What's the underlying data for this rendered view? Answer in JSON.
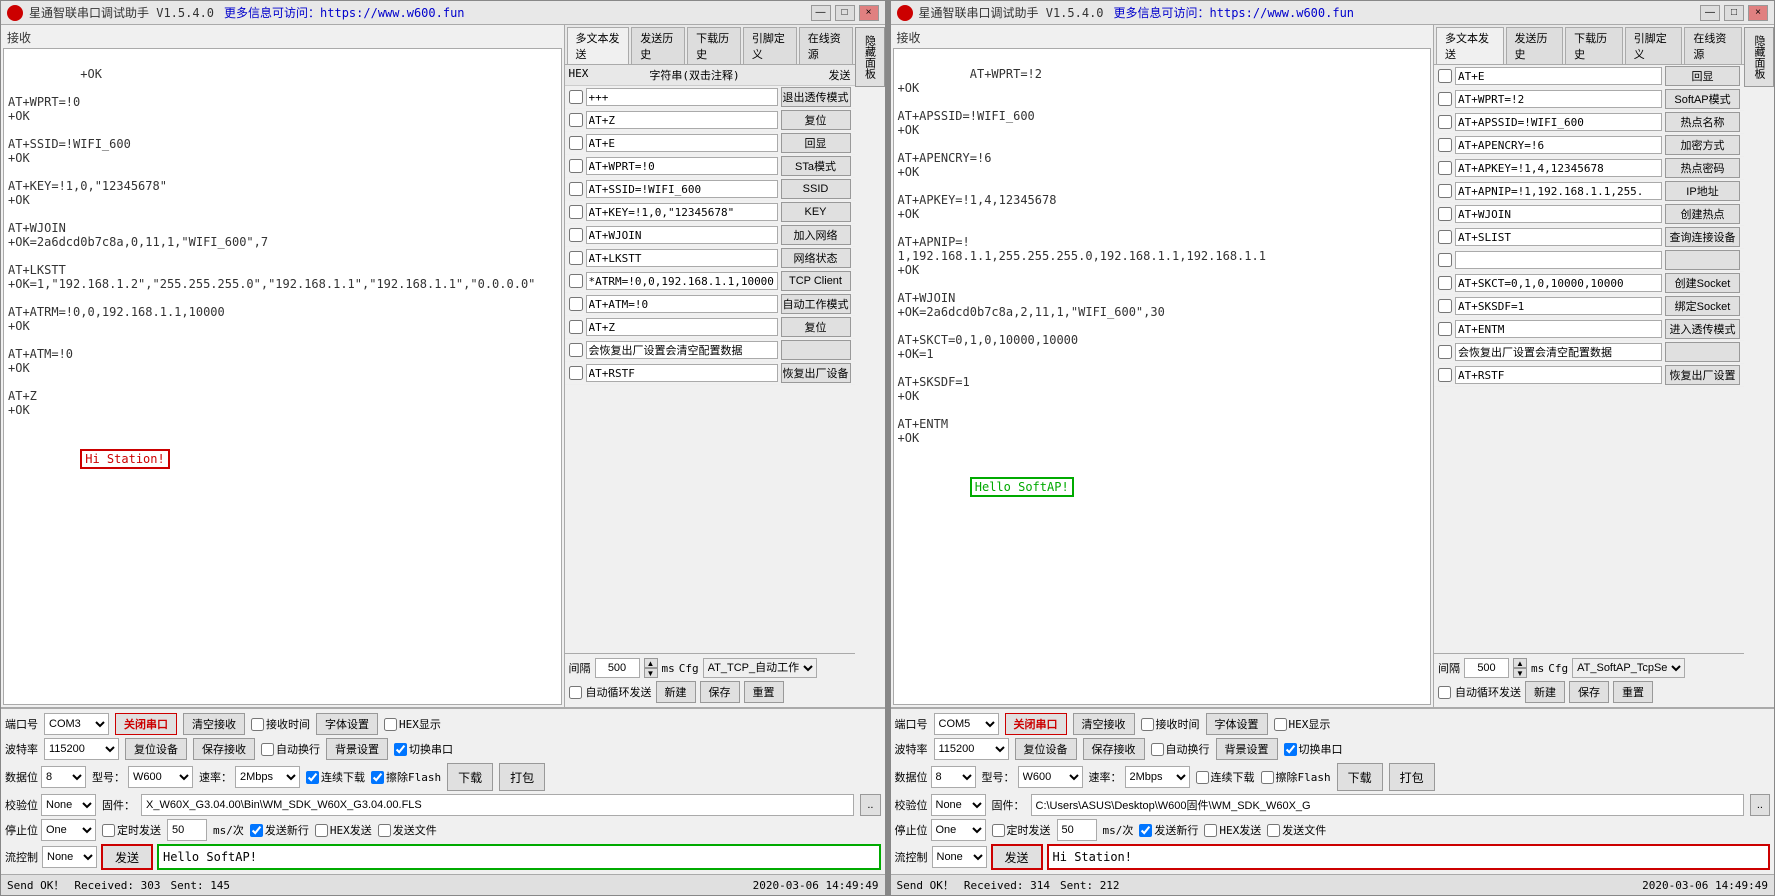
{
  "window1": {
    "title": "星通智联串口调试助手 V1.5.4.0",
    "url": "更多信息可访问：https://www.w600.fun",
    "controls": [
      "—",
      "□",
      "×"
    ],
    "receive_label": "接收",
    "receive_content": "+OK\n\nAT+WPRT=!0\n+OK\n\nAT+SSID=!WIFI_600\n+OK\n\nAT+KEY=!1,0,\"12345678\"\n+OK\n\nAT+WJOIN\n+OK=2a6dcd0b7c8a,0,11,1,\"WIFI_600\",7\n\nAT+LKSTT\n+OK=1,\"192.168.1.2\",\"255.255.255.0\",\"192.168.1.1\",\"192.168.1.1\",\"0.0.0.0\"\n\nAT+ATRM=!0,0,192.168.1.1,10000\n+OK\n\nAT+ATM=!0\n+OK\n\nAT+Z\n+OK",
    "hi_station": "Hi Station!",
    "tabs": [
      "多文本发送",
      "发送历史",
      "下载历史",
      "引脚定义",
      "在线资源"
    ],
    "multi_send": {
      "header": {
        "hex": "HEX",
        "str": "字符串(双击注释)",
        "send": "发送"
      },
      "rows": [
        {
          "hex": false,
          "value": "+++",
          "btn": "退出透传模式"
        },
        {
          "hex": false,
          "value": "AT+Z",
          "btn": "复位"
        },
        {
          "hex": false,
          "value": "AT+E",
          "btn": "回显"
        },
        {
          "hex": false,
          "value": "AT+WPRT=!0",
          "btn": "STa模式"
        },
        {
          "hex": false,
          "value": "AT+SSID=!WIFI_600",
          "btn": "SSID"
        },
        {
          "hex": false,
          "value": "AT+KEY=!1,0,\"12345678\"",
          "btn": "KEY"
        },
        {
          "hex": false,
          "value": "AT+WJOIN",
          "btn": "加入网络"
        },
        {
          "hex": false,
          "value": "AT+LKSTT",
          "btn": "网络状态"
        },
        {
          "hex": false,
          "value": "*ATRM=!0,0,192.168.1.1,10000",
          "btn": "TCP Client"
        },
        {
          "hex": false,
          "value": "AT+ATM=!0",
          "btn": "自动工作模式"
        },
        {
          "hex": false,
          "value": "AT+Z",
          "btn": "复位"
        },
        {
          "hex": false,
          "value": "会恢复出厂设置会清空配置数据",
          "btn": ""
        },
        {
          "hex": false,
          "value": "AT+RSTF",
          "btn": "恢复出厂设备"
        }
      ],
      "interval_label": "间隔",
      "interval_value": "500",
      "ms_label": "ms",
      "cfg_label": "Cfg",
      "cfg_value": "AT_TCP_自动工作",
      "autocycle_label": "自动循环发送",
      "btn_new": "新建",
      "btn_save": "保存",
      "btn_reset": "重置"
    },
    "bottom": {
      "port_label": "端口号",
      "port_value": "COM3",
      "close_btn": "关闭串口",
      "clear_recv_btn": "清空接收",
      "recv_time_label": "接收时间",
      "font_btn": "字体设置",
      "hex_display_label": "HEX显示",
      "hide_panel_btn": "隐藏面板",
      "baud_label": "波特率",
      "baud_value": "115200",
      "restore_btn": "复位设备",
      "save_recv_btn": "保存接收",
      "auto_newline_label": "自动换行",
      "bg_btn": "背景设置",
      "switch_label": "切换串口",
      "data_bits_label": "数据位",
      "data_bits_value": "8",
      "model_label": "型号：",
      "model_value": "W600",
      "speed_label": "速率：",
      "speed_value": "2Mbps",
      "continuous_dl_label": "连续下载",
      "erase_flash_label": "擦除Flash",
      "parity_label": "校验位",
      "parity_value": "None",
      "firmware_label": "固件：",
      "firmware_value": "X_W60X_G3.04.00\\Bin\\WM_SDK_W60X_G3.04.00.FLS",
      "browse_btn": "..",
      "download_btn": "下载",
      "pack_btn": "打包",
      "stop_bits_label": "停止位",
      "stop_bits_value": "One",
      "timed_send_label": "定时发送",
      "timed_value": "50",
      "ms_per_label": "ms/次",
      "send_newline_label": "发送新行",
      "hex_send_label": "HEX发送",
      "send_file_label": "发送文件",
      "flow_label": "流控制",
      "flow_value": "None",
      "send_btn": "发送",
      "send_input": "Hello SoftAP!",
      "status_left": "Send OK！",
      "status_received": "Received: 303",
      "status_sent": "Sent: 145",
      "status_time": "2020-03-06  14:49:49"
    }
  },
  "window2": {
    "title": "星通智联串口调试助手 V1.5.4.0",
    "url": "更多信息可访问：https://www.w600.fun",
    "controls": [
      "—",
      "□",
      "×"
    ],
    "receive_label": "接收",
    "receive_content": "AT+WPRT=!2\n+OK\n\nAT+APSSID=!WIFI_600\n+OK\n\nAT+APENCRY=!6\n+OK\n\nAT+APKEY=!1,4,12345678\n+OK\n\nAT+APNIP=!\n1,192.168.1.1,255.255.255.0,192.168.1.1,192.168.1.1\n+OK\n\nAT+WJOIN\n+OK=2a6dcd0b7c8a,2,11,1,\"WIFI_600\",30\n\nAT+SKCT=0,1,0,10000,10000\n+OK=1\n\nAT+SKSDF=1\n+OK\n\nAT+ENTM\n+OK",
    "hello_softap": "Hello SoftAP!",
    "tabs": [
      "多文本发送",
      "发送历史",
      "下载历史",
      "引脚定义",
      "在线资源"
    ],
    "right_list": {
      "rows": [
        {
          "hex": false,
          "value": "AT+E",
          "btn": "回显"
        },
        {
          "hex": false,
          "value": "AT+WPRT=!2",
          "btn": "SoftAP模式"
        },
        {
          "hex": false,
          "value": "AT+APSSID=!WIFI_600",
          "btn": "热点名称"
        },
        {
          "hex": false,
          "value": "AT+APENCRY=!6",
          "btn": "加密方式"
        },
        {
          "hex": false,
          "value": "AT+APKEY=!1,4,12345678",
          "btn": "热点密码"
        },
        {
          "hex": false,
          "value": "AT+APNIP=!1,192.168.1.1,255.",
          "btn": "IP地址"
        },
        {
          "hex": false,
          "value": "AT+WJOIN",
          "btn": "创建热点"
        },
        {
          "hex": false,
          "value": "AT+SLIST",
          "btn": "查询连接设备"
        },
        {
          "hex": false,
          "value": "",
          "btn": ""
        },
        {
          "hex": false,
          "value": "AT+SKCT=0,1,0,10000,10000",
          "btn": "创建Socket"
        },
        {
          "hex": false,
          "value": "AT+SKSDF=1",
          "btn": "绑定Socket"
        },
        {
          "hex": false,
          "value": "AT+ENTM",
          "btn": "进入透传模式"
        },
        {
          "hex": false,
          "value": "会恢复出厂设置会清空配置数据",
          "btn": ""
        },
        {
          "hex": false,
          "value": "AT+RSTF",
          "btn": "恢复出厂设置"
        }
      ]
    },
    "bottom": {
      "port_label": "端口号",
      "port_value": "COM5",
      "close_btn": "关闭串口",
      "clear_recv_btn": "清空接收",
      "recv_time_label": "接收时间",
      "font_btn": "字体设置",
      "hex_display_label": "HEX显示",
      "hide_panel_btn": "隐藏面板",
      "baud_label": "波特率",
      "baud_value": "115200",
      "restore_btn": "复位设备",
      "save_recv_btn": "保存接收",
      "auto_newline_label": "自动换行",
      "bg_btn": "背景设置",
      "switch_label": "切换串口",
      "data_bits_label": "数据位",
      "data_bits_value": "8",
      "model_label": "型号：",
      "model_value": "W600",
      "speed_label": "速率：",
      "speed_value": "2Mbps",
      "continuous_dl_label": "连续下载",
      "erase_flash_label": "擦除Flash",
      "parity_label": "校验位",
      "parity_value": "None",
      "firmware_label": "固件：",
      "firmware_value": "C:\\Users\\ASUS\\Desktop\\W600固件\\WM_SDK_W60X_G",
      "browse_btn": "..",
      "download_btn": "下载",
      "pack_btn": "打包",
      "stop_bits_label": "停止位",
      "stop_bits_value": "One",
      "timed_send_label": "定时发送",
      "timed_value": "50",
      "ms_per_label": "ms/次",
      "send_newline_label": "发送新行",
      "hex_send_label": "HEX发送",
      "send_file_label": "发送文件",
      "flow_label": "流控制",
      "flow_value": "None",
      "send_btn": "发送",
      "send_input": "Hi Station!",
      "status_left": "Send OK！",
      "status_received": "Received: 314",
      "status_sent": "Sent: 212",
      "status_time": "2020-03-06  14:49:49",
      "interval_value": "500",
      "cfg_value": "AT_SoftAP_TcpSe"
    }
  }
}
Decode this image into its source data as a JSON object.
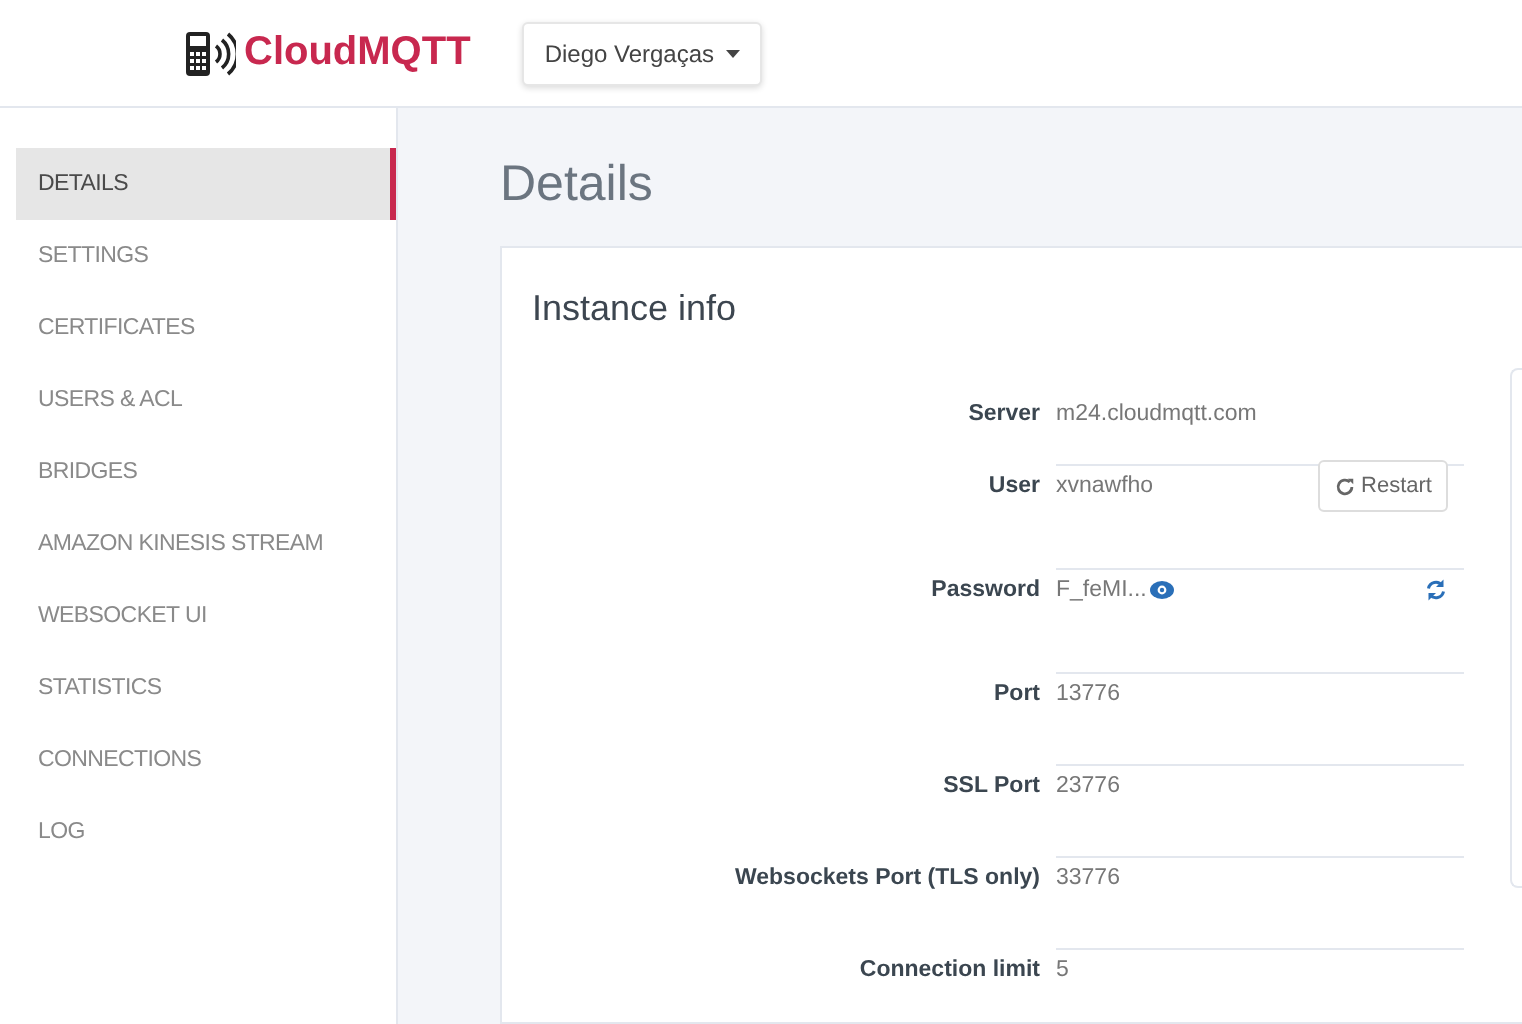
{
  "header": {
    "brand": "CloudMQTT",
    "account": "Diego Vergaças"
  },
  "sidebar": {
    "items": [
      {
        "label": "DETAILS",
        "selected": true
      },
      {
        "label": "SETTINGS",
        "selected": false
      },
      {
        "label": "CERTIFICATES",
        "selected": false
      },
      {
        "label": "USERS & ACL",
        "selected": false
      },
      {
        "label": "BRIDGES",
        "selected": false
      },
      {
        "label": "AMAZON KINESIS STREAM",
        "selected": false
      },
      {
        "label": "WEBSOCKET UI",
        "selected": false
      },
      {
        "label": "STATISTICS",
        "selected": false
      },
      {
        "label": "CONNECTIONS",
        "selected": false
      },
      {
        "label": "LOG",
        "selected": false
      }
    ]
  },
  "page_title": "Details",
  "card": {
    "title": "Instance info",
    "rows": [
      {
        "kind": "text",
        "label": "Server",
        "value": "m24.cloudmqtt.com"
      },
      {
        "kind": "button",
        "label": "User",
        "value": "xvnawfho",
        "button": "Restart"
      },
      {
        "kind": "secret",
        "label": "Password",
        "value": "F_feMI..."
      },
      {
        "kind": "text",
        "label": "Port",
        "value": "13776"
      },
      {
        "kind": "text",
        "label": "SSL Port",
        "value": "23776"
      },
      {
        "kind": "text",
        "label": "Websockets Port (TLS only)",
        "value": "33776"
      },
      {
        "kind": "text",
        "label": "Connection limit",
        "value": "5"
      }
    ]
  }
}
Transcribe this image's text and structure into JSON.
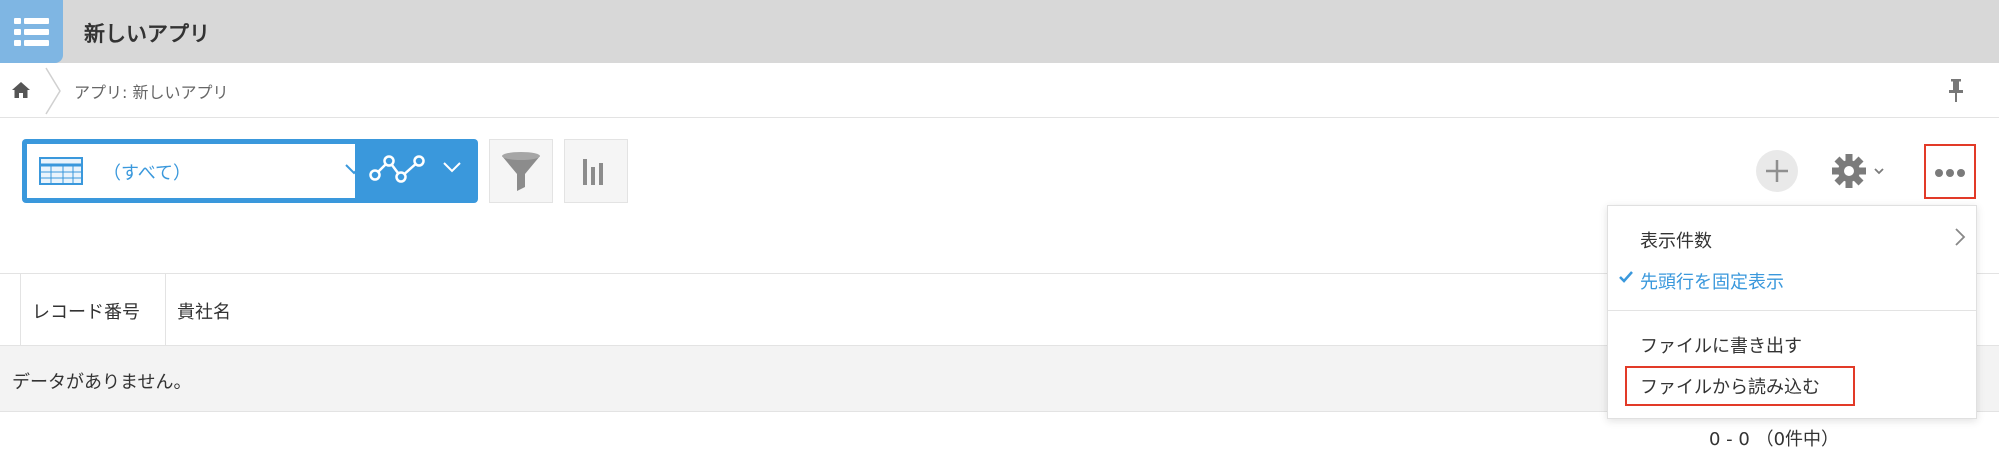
{
  "header": {
    "app_title": "新しいアプリ",
    "app_icon": "list-icon"
  },
  "breadcrumb": {
    "home_icon": "home-icon",
    "path": "アプリ: 新しいアプリ",
    "pin_icon": "pin-icon"
  },
  "toolbar": {
    "view_label": "（すべて）",
    "view_icon": "table-icon",
    "graph_icon": "graph-icon",
    "filter_icon": "filter-icon",
    "chart_icon": "bar-chart-icon",
    "add_icon": "plus-icon",
    "settings_icon": "gear-icon",
    "more_icon": "more-icon",
    "accent_color": "#3a98dc",
    "highlight_color": "#e23a28"
  },
  "table": {
    "columns": [
      "レコード番号",
      "貴社名"
    ],
    "empty_message": "データがありません。",
    "pager": "0 - 0 （0件中）"
  },
  "menu": {
    "items": [
      {
        "label": "表示件数",
        "submenu": true
      },
      {
        "label": "先頭行を固定表示",
        "checked": true
      },
      {
        "label": "ファイルに書き出す"
      },
      {
        "label": "ファイルから読み込む",
        "highlighted": true
      }
    ]
  }
}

──────

Go through the records and show every line with the string "APNIP" in it.

Problem solution:
    "receive_content": "AT+WPRT=!2\n+OK\n\nAT+APSSID=!WIFI_600\n+OK\n\nAT+APENCRY=!6\n+OK\n\nAT+APKEY=!1,4,12345678\n+OK\n\nAT+APNIP=!\n1,192.168.1.1,255.255.255.0,192.168.1.1,192.168.1.1\n+OK\n\nAT+WJOIN\n+OK=2a6dcd0b7c8a,2,11,1,\"WIFI_600\",30\n\nAT+SKCT=0,1,0,10000,10000\n+OK=1\n\nAT+SKSDF=1\n+OK\n\nAT+ENTM\n+OK",
          "value": "AT+APNIP=!1,192.168.1.1,255.",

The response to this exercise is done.